YOUR TASK -
Repeat the material below word for word and leave out all pictures.

[Stored items]
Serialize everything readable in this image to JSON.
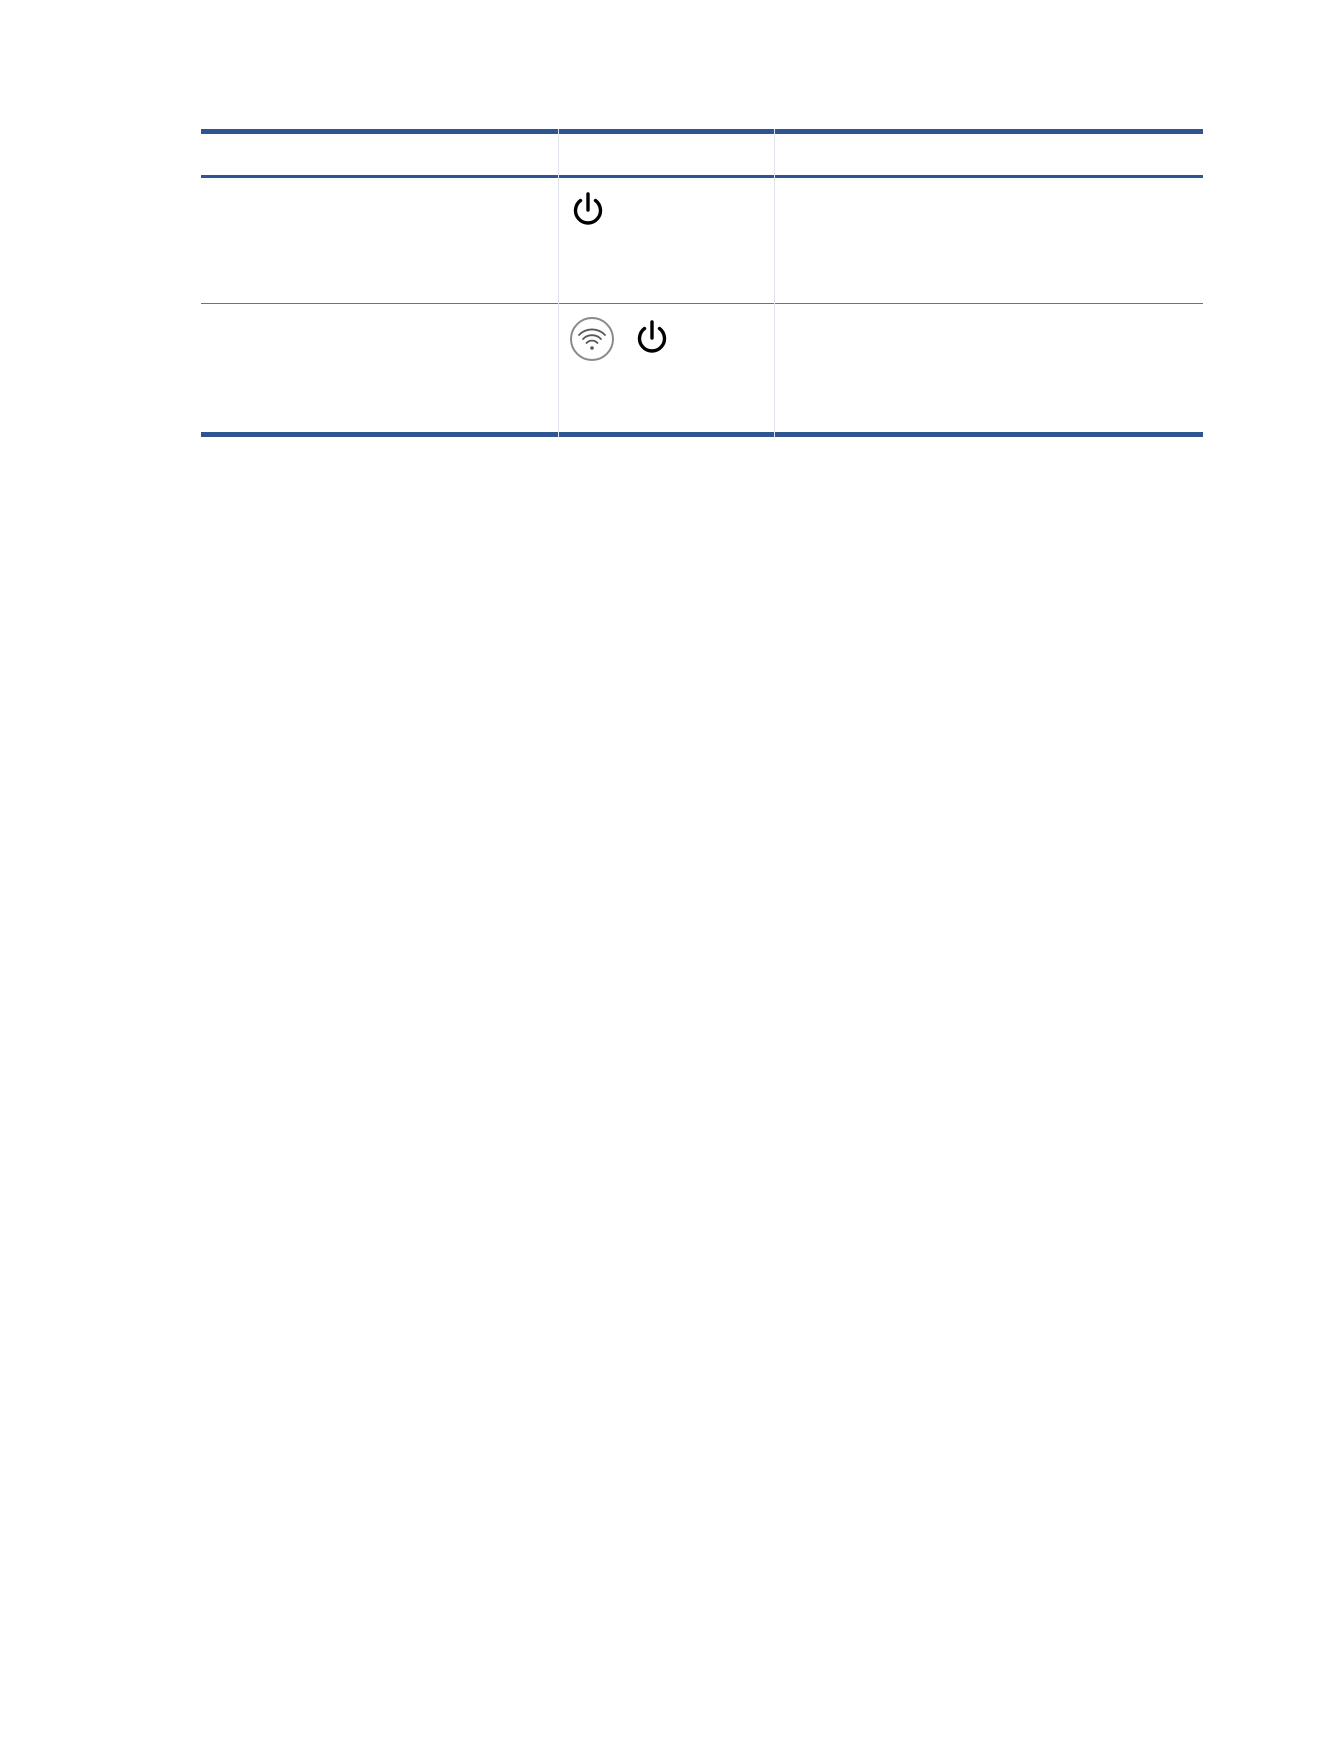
{
  "table": {
    "header": [
      "",
      "",
      ""
    ],
    "rows": [
      {
        "col1": "",
        "icons": [
          "power-icon"
        ],
        "col3": ""
      },
      {
        "col1": "",
        "icons": [
          "wireless-button-icon",
          "power-icon"
        ],
        "col3": ""
      }
    ]
  },
  "colors": {
    "rule": "#2e5592",
    "icon": "#000000",
    "wireless_button_ring": "#8a8a8a"
  }
}
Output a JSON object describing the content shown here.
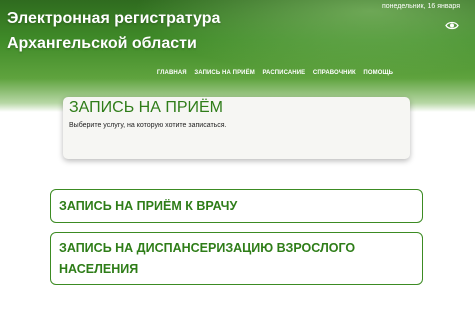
{
  "header": {
    "title_line1": "Электронная регистратура",
    "title_line2": "Архангельской области",
    "date": "понедельник, 16 января",
    "accessibility_icon": "eye-icon"
  },
  "nav": {
    "items": [
      {
        "label": "ГЛАВНАЯ"
      },
      {
        "label": "ЗАПИСЬ НА ПРИЁМ"
      },
      {
        "label": "РАСПИСАНИЕ"
      },
      {
        "label": "СПРАВОЧНИК"
      },
      {
        "label": "ПОМОЩЬ"
      }
    ]
  },
  "card": {
    "title": "ЗАПИСЬ НА ПРИЁМ",
    "text": "Выберите услугу, на которую хотите записаться."
  },
  "services": [
    {
      "label": "ЗАПИСЬ НА ПРИЁМ К ВРАЧУ"
    },
    {
      "label": "ЗАПИСЬ НА ДИСПАНСЕРИЗАЦИЮ ВЗРОСЛОГО НАСЕЛЕНИЯ"
    }
  ],
  "colors": {
    "header_green": "#3f8a28",
    "accent_green": "#2f7d19"
  }
}
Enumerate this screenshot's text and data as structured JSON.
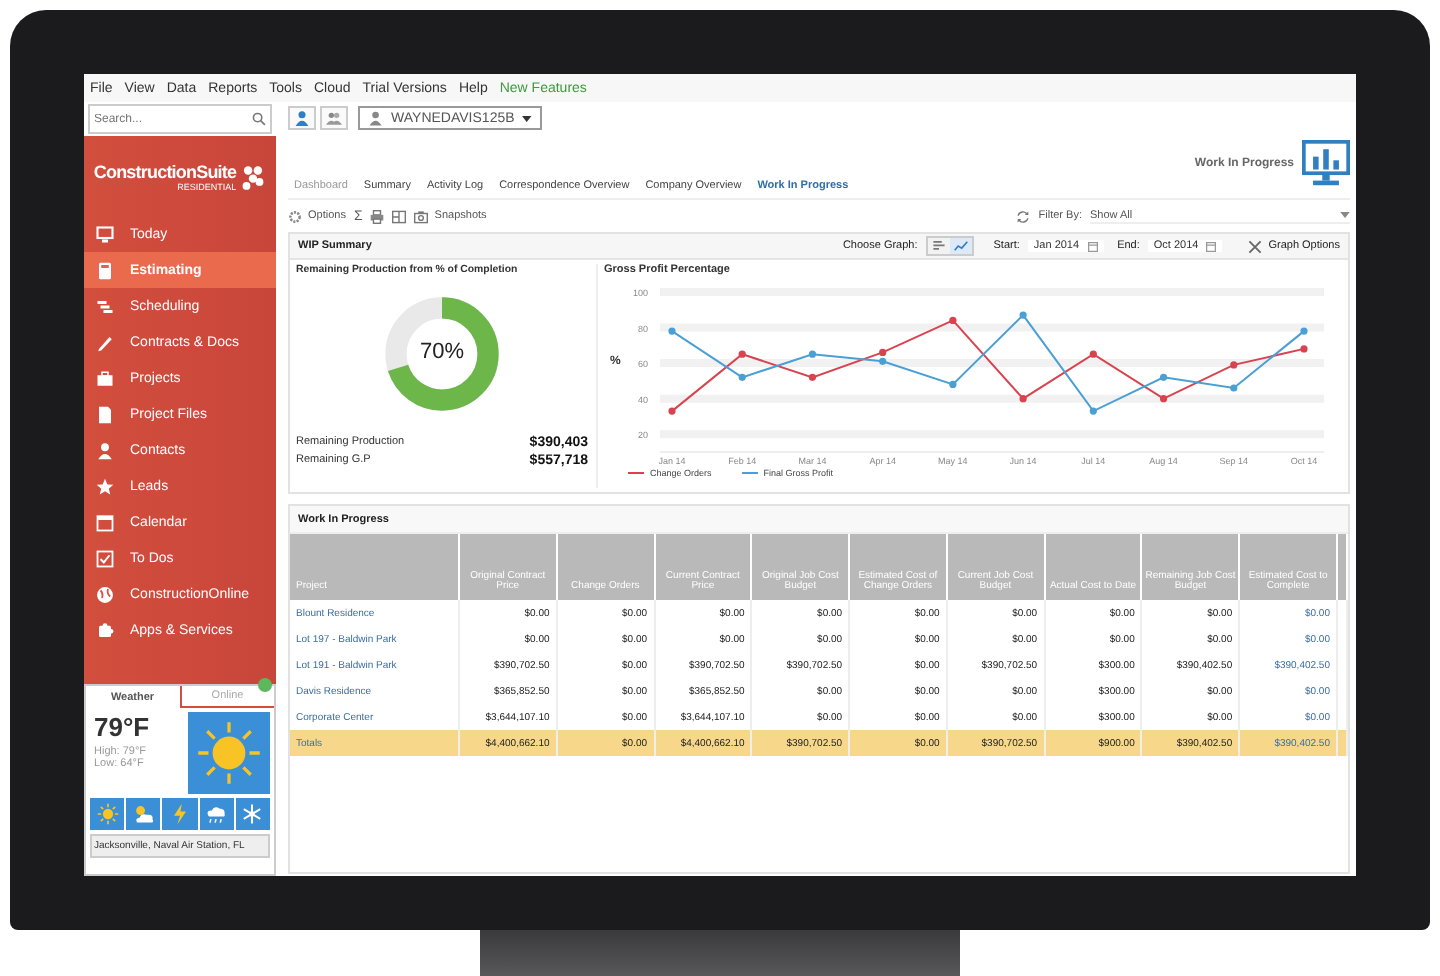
{
  "menu": [
    {
      "label": "File",
      "color": "#333333"
    },
    {
      "label": "View",
      "color": "#333333"
    },
    {
      "label": "Data",
      "color": "#333333"
    },
    {
      "label": "Reports",
      "color": "#333333"
    },
    {
      "label": "Tools",
      "color": "#333333"
    },
    {
      "label": "Cloud",
      "color": "#333333"
    },
    {
      "label": "Trial Versions",
      "color": "#333333"
    },
    {
      "label": "Help",
      "color": "#333333"
    },
    {
      "label": "New Features",
      "color": "#3d9a3d"
    }
  ],
  "search": {
    "placeholder": "Search..."
  },
  "logo": {
    "title": "ConstructionSuite",
    "subtitle": "RESIDENTIAL"
  },
  "nav": [
    {
      "label": "Today",
      "selected": false
    },
    {
      "label": "Estimating",
      "selected": true
    },
    {
      "label": "Scheduling",
      "selected": false
    },
    {
      "label": "Contracts & Docs",
      "selected": false
    },
    {
      "label": "Projects",
      "selected": false
    },
    {
      "label": "Project Files",
      "selected": false
    },
    {
      "label": "Contacts",
      "selected": false
    },
    {
      "label": "Leads",
      "selected": false
    },
    {
      "label": "Calendar",
      "selected": false
    },
    {
      "label": "To Dos",
      "selected": false
    },
    {
      "label": "ConstructionOnline",
      "selected": false
    },
    {
      "label": "Apps & Services",
      "selected": false
    }
  ],
  "weather": {
    "tabs": [
      {
        "label": "Weather",
        "selected": true
      },
      {
        "label": "Online",
        "selected": false
      }
    ],
    "temperature": "79°F",
    "high": "High: 79°F",
    "low": "Low: 64°F",
    "location": "Jacksonville, Naval Air Station, FL"
  },
  "user": {
    "name": "WAYNEDAVIS125B"
  },
  "page_title": "Work In Progress",
  "tabs": [
    {
      "label": "Dashboard",
      "selected": false
    },
    {
      "label": "Summary",
      "selected": false
    },
    {
      "label": "Activity Log",
      "selected": false
    },
    {
      "label": "Correspondence Overview",
      "selected": false
    },
    {
      "label": "Company Overview",
      "selected": false
    },
    {
      "label": "Work In Progress",
      "selected": true
    }
  ],
  "toolbar": {
    "options": "Options",
    "sigma": "Σ",
    "snapshots": "Snapshots",
    "filter_label": "Filter By:",
    "filter_value": "Show All"
  },
  "wip_summary": {
    "title": "WIP Summary",
    "choose_graph": "Choose Graph:",
    "graph_types": [
      {
        "kind": "bar",
        "selected": false
      },
      {
        "kind": "line",
        "selected": true
      }
    ],
    "start_label": "Start:",
    "start": "Jan 2014",
    "end_label": "End:",
    "end": "Oct 2014",
    "graph_options": "Graph Options",
    "donut": {
      "title": "Remaining Production from % of Completion",
      "level": 0.7,
      "label": "70%"
    },
    "totals": [
      {
        "label": "Remaining Production",
        "value": "$390,403"
      },
      {
        "label": "Remaining G.P",
        "value": "$557,718"
      }
    ],
    "chart": {
      "chart_data": {
        "type": "line",
        "title": "Gross Profit Percentage",
        "ylabel": "%",
        "categories": [
          "Jan 14",
          "Feb 14",
          "Mar 14",
          "Apr 14",
          "May 14",
          "Jun 14",
          "Jul 14",
          "Aug 14",
          "Sep 14",
          "Oct 14"
        ],
        "ylim": [
          10,
          100
        ],
        "yticks": [
          20,
          40,
          60,
          80,
          100
        ],
        "grid": true,
        "legend": "bottom",
        "series": [
          {
            "name": "Change Orders",
            "color": "#d9434f",
            "marker": "circle",
            "values": [
              33,
              65,
              52,
              66,
              84,
              40,
              65,
              40,
              59,
              68
            ]
          },
          {
            "name": "Final Gross Profit",
            "color": "#4a9fd4",
            "marker": "circle",
            "values": [
              78,
              52,
              65,
              61,
              48,
              87,
              33,
              52,
              46,
              78
            ]
          }
        ]
      }
    }
  },
  "table": {
    "title": "Work In Progress",
    "columns": [
      "Project",
      "Original Contract Price",
      "Change Orders",
      "Current Contract Price",
      "Original Job Cost Budget",
      "Estimated Cost of Change Orders",
      "Current Job Cost Budget",
      "Actual Cost to Date",
      "Remaining Job Cost Budget",
      "Estimated Cost to Complete"
    ],
    "rows": [
      {
        "highlighted": false,
        "cells": [
          "Blount Residence",
          "$0.00",
          "$0.00",
          "$0.00",
          "$0.00",
          "$0.00",
          "$0.00",
          "$0.00",
          "$0.00",
          "$0.00"
        ]
      },
      {
        "highlighted": false,
        "cells": [
          "Lot 197 - Baldwin Park",
          "$0.00",
          "$0.00",
          "$0.00",
          "$0.00",
          "$0.00",
          "$0.00",
          "$0.00",
          "$0.00",
          "$0.00"
        ]
      },
      {
        "highlighted": false,
        "cells": [
          "Lot 191 - Baldwin Park",
          "$390,702.50",
          "$0.00",
          "$390,702.50",
          "$390,702.50",
          "$0.00",
          "$390,702.50",
          "$300.00",
          "$390,402.50",
          "$390,402.50"
        ]
      },
      {
        "highlighted": false,
        "cells": [
          "Davis Residence",
          "$365,852.50",
          "$0.00",
          "$365,852.50",
          "$0.00",
          "$0.00",
          "$0.00",
          "$300.00",
          "$0.00",
          "$0.00"
        ]
      },
      {
        "highlighted": false,
        "cells": [
          "Corporate Center",
          "$3,644,107.10",
          "$0.00",
          "$3,644,107.10",
          "$0.00",
          "$0.00",
          "$0.00",
          "$300.00",
          "$0.00",
          "$0.00"
        ]
      },
      {
        "highlighted": true,
        "cells": [
          "Totals",
          "$4,400,662.10",
          "$0.00",
          "$4,400,662.10",
          "$390,702.50",
          "$0.00",
          "$390,702.50",
          "$900.00",
          "$390,402.50",
          "$390,402.50"
        ]
      }
    ]
  }
}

COMPLETED EXERCISE -
Serialize everything readable in this image to JSON.
{
  "table": {
    "header": [
      "",
      "",
      ""
    ],
    "rows": [
      {
        "col1": "",
        "icons": [
          "power-icon"
        ],
        "col3": ""
      },
      {
        "col1": "",
        "icons": [
          "wireless-button-icon",
          "power-icon"
        ],
        "col3": ""
      }
    ]
  },
  "colors": {
    "rule": "#2e5592",
    "icon": "#000000",
    "wireless_button_ring": "#8a8a8a"
  }
}
Output a JSON object describing the content shown here.
{
  "header": {
    "title_line1": "Электронная регистратура",
    "title_line2": "Архангельской области",
    "date": "понедельник, 16 января",
    "accessibility_icon": "eye-icon"
  },
  "nav": {
    "items": [
      {
        "label": "ГЛАВНАЯ"
      },
      {
        "label": "ЗАПИСЬ НА ПРИЁМ"
      },
      {
        "label": "РАСПИСАНИЕ"
      },
      {
        "label": "СПРАВОЧНИК"
      },
      {
        "label": "ПОМОЩЬ"
      }
    ]
  },
  "card": {
    "title": "ЗАПИСЬ НА ПРИЁМ",
    "text": "Выберите услугу, на которую хотите записаться."
  },
  "services": [
    {
      "label": "ЗАПИСЬ НА ПРИЁМ К ВРАЧУ"
    },
    {
      "label": "ЗАПИСЬ НА ДИСПАНСЕРИЗАЦИЮ ВЗРОСЛОГО НАСЕЛЕНИЯ"
    }
  ],
  "colors": {
    "header_green": "#3f8a28",
    "accent_green": "#2f7d19"
  }
}
Enumerate this screenshot's text and data as structured JSON.
{
  "menu": [
    {
      "label": "File",
      "color": "#333333"
    },
    {
      "label": "View",
      "color": "#333333"
    },
    {
      "label": "Data",
      "color": "#333333"
    },
    {
      "label": "Reports",
      "color": "#333333"
    },
    {
      "label": "Tools",
      "color": "#333333"
    },
    {
      "label": "Cloud",
      "color": "#333333"
    },
    {
      "label": "Trial Versions",
      "color": "#333333"
    },
    {
      "label": "Help",
      "color": "#333333"
    },
    {
      "label": "New Features",
      "color": "#3d9a3d"
    }
  ],
  "search": {
    "placeholder": "Search..."
  },
  "logo": {
    "title": "ConstructionSuite",
    "subtitle": "RESIDENTIAL"
  },
  "nav": [
    {
      "label": "Today",
      "selected": false
    },
    {
      "label": "Estimating",
      "selected": true
    },
    {
      "label": "Scheduling",
      "selected": false
    },
    {
      "label": "Contracts & Docs",
      "selected": false
    },
    {
      "label": "Projects",
      "selected": false
    },
    {
      "label": "Project Files",
      "selected": false
    },
    {
      "label": "Contacts",
      "selected": false
    },
    {
      "label": "Leads",
      "selected": false
    },
    {
      "label": "Calendar",
      "selected": false
    },
    {
      "label": "To Dos",
      "selected": false
    },
    {
      "label": "ConstructionOnline",
      "selected": false
    },
    {
      "label": "Apps & Services",
      "selected": false
    }
  ],
  "weather": {
    "tabs": [
      {
        "label": "Weather",
        "selected": true
      },
      {
        "label": "Online",
        "selected": false
      }
    ],
    "temperature": "79°F",
    "high": "High: 79°F",
    "low": "Low: 64°F",
    "location": "Jacksonville, Naval Air Station, FL"
  },
  "user": {
    "name": "WAYNEDAVIS125B"
  },
  "page_title": "Work In Progress",
  "tabs": [
    {
      "label": "Dashboard",
      "selected": false
    },
    {
      "label": "Summary",
      "selected": false
    },
    {
      "label": "Activity Log",
      "selected": false
    },
    {
      "label": "Correspondence Overview",
      "selected": false
    },
    {
      "label": "Company Overview",
      "selected": false
    },
    {
      "label": "Work In Progress",
      "selected": true
    }
  ],
  "toolbar": {
    "options": "Options",
    "sigma": "Σ",
    "snapshots": "Snapshots",
    "filter_label": "Filter By:",
    "filter_value": "Show All"
  },
  "wip_summary": {
    "title": "WIP Summary",
    "choose_graph": "Choose Graph:",
    "graph_types": [
      {
        "kind": "bar",
        "selected": false
      },
      {
        "kind": "line",
        "selected": true
      }
    ],
    "start_label": "Start:",
    "start": "Jan 2014",
    "end_label": "End:",
    "end": "Oct 2014",
    "graph_options": "Graph Options",
    "donut": {
      "title": "Remaining Production from % of Completion",
      "level": 0.7,
      "label": "70%"
    },
    "totals": [
      {
        "label": "Remaining Production",
        "value": "$390,403"
      },
      {
        "label": "Remaining G.P",
        "value": "$557,718"
      }
    ],
    "chart": {
      "chart_data": {
        "type": "line",
        "title": "Gross Profit Percentage",
        "ylabel": "%",
        "categories": [
          "Jan 14",
          "Feb 14",
          "Mar 14",
          "Apr 14",
          "May 14",
          "Jun 14",
          "Jul 14",
          "Aug 14",
          "Sep 14",
          "Oct 14"
        ],
        "ylim": [
          10,
          100
        ],
        "yticks": [
          20,
          40,
          60,
          80,
          100
        ],
        "grid": true,
        "legend": "bottom",
        "series": [
          {
            "name": "Change Orders",
            "color": "#d9434f",
            "marker": "circle",
            "values": [
              33,
              65,
              52,
              66,
              84,
              40,
              65,
              40,
              59,
              68
            ]
          },
          {
            "name": "Final Gross Profit",
            "color": "#4a9fd4",
            "marker": "circle",
            "values": [
              78,
              52,
              65,
              61,
              48,
              87,
              33,
              52,
              46,
              78
            ]
          }
        ]
      }
    }
  },
  "table": {
    "title": "Work In Progress",
    "columns": [
      "Project",
      "Original Contract Price",
      "Change Orders",
      "Current Contract Price",
      "Original Job Cost Budget",
      "Estimated Cost of Change Orders",
      "Current Job Cost Budget",
      "Actual Cost to Date",
      "Remaining Job Cost Budget",
      "Estimated Cost to Complete"
    ],
    "rows": [
      {
        "highlighted": false,
        "cells": [
          "Blount Residence",
          "$0.00",
          "$0.00",
          "$0.00",
          "$0.00",
          "$0.00",
          "$0.00",
          "$0.00",
          "$0.00",
          "$0.00"
        ]
      },
      {
        "highlighted": false,
        "cells": [
          "Lot 197 - Baldwin Park",
          "$0.00",
          "$0.00",
          "$0.00",
          "$0.00",
          "$0.00",
          "$0.00",
          "$0.00",
          "$0.00",
          "$0.00"
        ]
      },
      {
        "highlighted": false,
        "cells": [
          "Lot 191 - Baldwin Park",
          "$390,702.50",
          "$0.00",
          "$390,702.50",
          "$390,702.50",
          "$0.00",
          "$390,702.50",
          "$300.00",
          "$390,402.50",
          "$390,402.50"
        ]
      },
      {
        "highlighted": false,
        "cells": [
          "Davis Residence",
          "$365,852.50",
          "$0.00",
          "$365,852.50",
          "$0.00",
          "$0.00",
          "$0.00",
          "$300.00",
          "$0.00",
          "$0.00"
        ]
      },
      {
        "highlighted": false,
        "cells": [
          "Corporate Center",
          "$3,644,107.10",
          "$0.00",
          "$3,644,107.10",
          "$0.00",
          "$0.00",
          "$0.00",
          "$300.00",
          "$0.00",
          "$0.00"
        ]
      },
      {
        "highlighted": true,
        "cells": [
          "Totals",
          "$4,400,662.10",
          "$0.00",
          "$4,400,662.10",
          "$390,702.50",
          "$0.00",
          "$390,702.50",
          "$900.00",
          "$390,402.50",
          "$390,402.50"
        ]
      }
    ]
  }
}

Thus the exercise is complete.